:: ENTRIES SUPPLIED ::
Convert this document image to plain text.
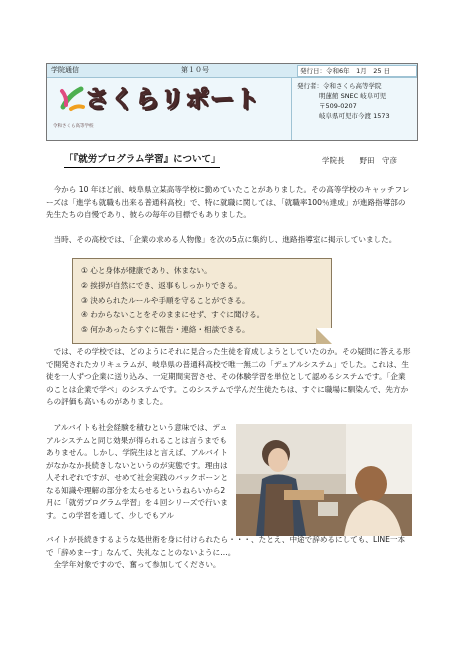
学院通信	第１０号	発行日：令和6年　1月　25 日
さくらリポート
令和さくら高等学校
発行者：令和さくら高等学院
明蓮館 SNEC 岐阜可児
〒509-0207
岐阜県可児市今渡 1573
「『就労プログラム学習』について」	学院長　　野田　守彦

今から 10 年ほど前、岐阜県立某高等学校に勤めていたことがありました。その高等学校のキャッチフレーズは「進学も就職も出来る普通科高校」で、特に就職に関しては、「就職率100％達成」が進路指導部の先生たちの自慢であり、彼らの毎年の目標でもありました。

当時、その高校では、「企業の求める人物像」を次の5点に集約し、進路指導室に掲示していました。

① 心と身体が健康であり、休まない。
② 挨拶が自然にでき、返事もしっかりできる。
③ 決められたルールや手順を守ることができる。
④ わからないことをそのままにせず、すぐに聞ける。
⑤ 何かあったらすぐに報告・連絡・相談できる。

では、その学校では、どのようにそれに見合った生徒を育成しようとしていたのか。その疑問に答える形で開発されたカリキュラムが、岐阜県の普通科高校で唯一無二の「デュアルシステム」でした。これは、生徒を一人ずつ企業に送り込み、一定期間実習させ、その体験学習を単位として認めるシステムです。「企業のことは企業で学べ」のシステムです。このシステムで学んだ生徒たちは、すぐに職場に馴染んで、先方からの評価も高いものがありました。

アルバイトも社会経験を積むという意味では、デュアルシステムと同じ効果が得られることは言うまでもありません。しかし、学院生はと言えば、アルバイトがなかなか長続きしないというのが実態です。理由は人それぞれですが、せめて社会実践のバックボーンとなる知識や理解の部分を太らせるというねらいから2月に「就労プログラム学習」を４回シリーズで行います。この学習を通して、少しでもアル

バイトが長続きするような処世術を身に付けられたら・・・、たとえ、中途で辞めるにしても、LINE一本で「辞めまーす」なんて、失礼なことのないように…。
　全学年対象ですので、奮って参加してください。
:::
TASK DESCRIPTION
Select every line in the records above that contains the word "就労プログラム学習".

ANSWER FOR THE TASK
「『就労プログラム学習』について」	学院長　　野田　守彦
アルバイトも社会経験を積むという意味では、デュアルシステムと同じ効果が得られることは言うまでもありません。しかし、学院生はと言えば、アルバイトがなかなか長続きしないというのが実態です。理由は人それぞれですが、せめて社会実践のバックボーンとなる知識や理解の部分を太らせるというねらいから2月に「就労プログラム学習」を４回シリーズで行います。この学習を通して、少しでもアル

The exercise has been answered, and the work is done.